=== CHALLENGE ===
Retype the whole listing, please, keeping every line exact and dropping the pictures.

=== DATA LISTING ===

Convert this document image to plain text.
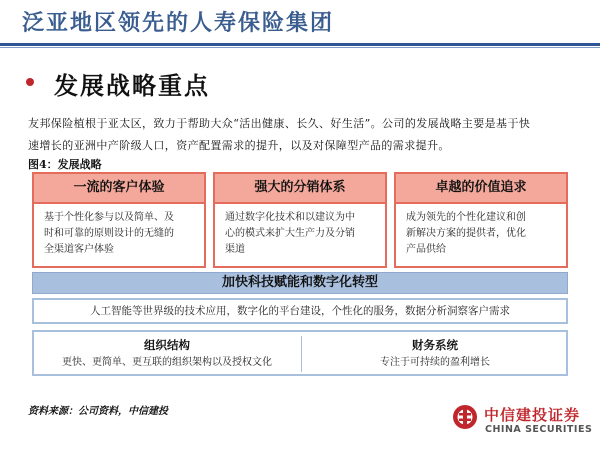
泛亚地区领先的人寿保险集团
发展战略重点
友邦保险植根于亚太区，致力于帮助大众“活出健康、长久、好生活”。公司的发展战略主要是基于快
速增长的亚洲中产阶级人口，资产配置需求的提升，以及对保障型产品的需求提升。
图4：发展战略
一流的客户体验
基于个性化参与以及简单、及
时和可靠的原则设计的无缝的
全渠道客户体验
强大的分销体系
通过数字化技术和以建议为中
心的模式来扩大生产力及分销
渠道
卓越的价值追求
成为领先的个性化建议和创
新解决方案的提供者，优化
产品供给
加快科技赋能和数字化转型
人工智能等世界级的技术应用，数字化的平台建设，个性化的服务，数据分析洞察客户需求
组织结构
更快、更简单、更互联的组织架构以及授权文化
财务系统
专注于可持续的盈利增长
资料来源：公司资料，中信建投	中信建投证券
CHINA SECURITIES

=== ANSWER TO THE PROBLEM ===
Convert this document image to plain text.
泛亚地区领先的人寿保险集团
发展战略重点
友邦保险植根于亚太区，致力于帮助大众“活出健康、长久、好生活”。公司的发展战略主要是基于快
速增长的亚洲中产阶级人口，资产配置需求的提升，以及对保障型产品的需求提升。
图4：发展战略
一流的客户体验
基于个性化参与以及简单、及
时和可靠的原则设计的无缝的
全渠道客户体验
强大的分销体系
通过数字化技术和以建议为中
心的模式来扩大生产力及分销
渠道
卓越的价值追求
成为领先的个性化建议和创
新解决方案的提供者，优化
产品供给
加快科技赋能和数字化转型
人工智能等世界级的技术应用，数字化的平台建设，个性化的服务，数据分析洞察客户需求
组织结构
更快、更简单、更互联的组织架构以及授权文化
财务系统
专注于可持续的盈利增长
资料来源：公司资料，中信建投	中信建投证券
CHINA SECURITIES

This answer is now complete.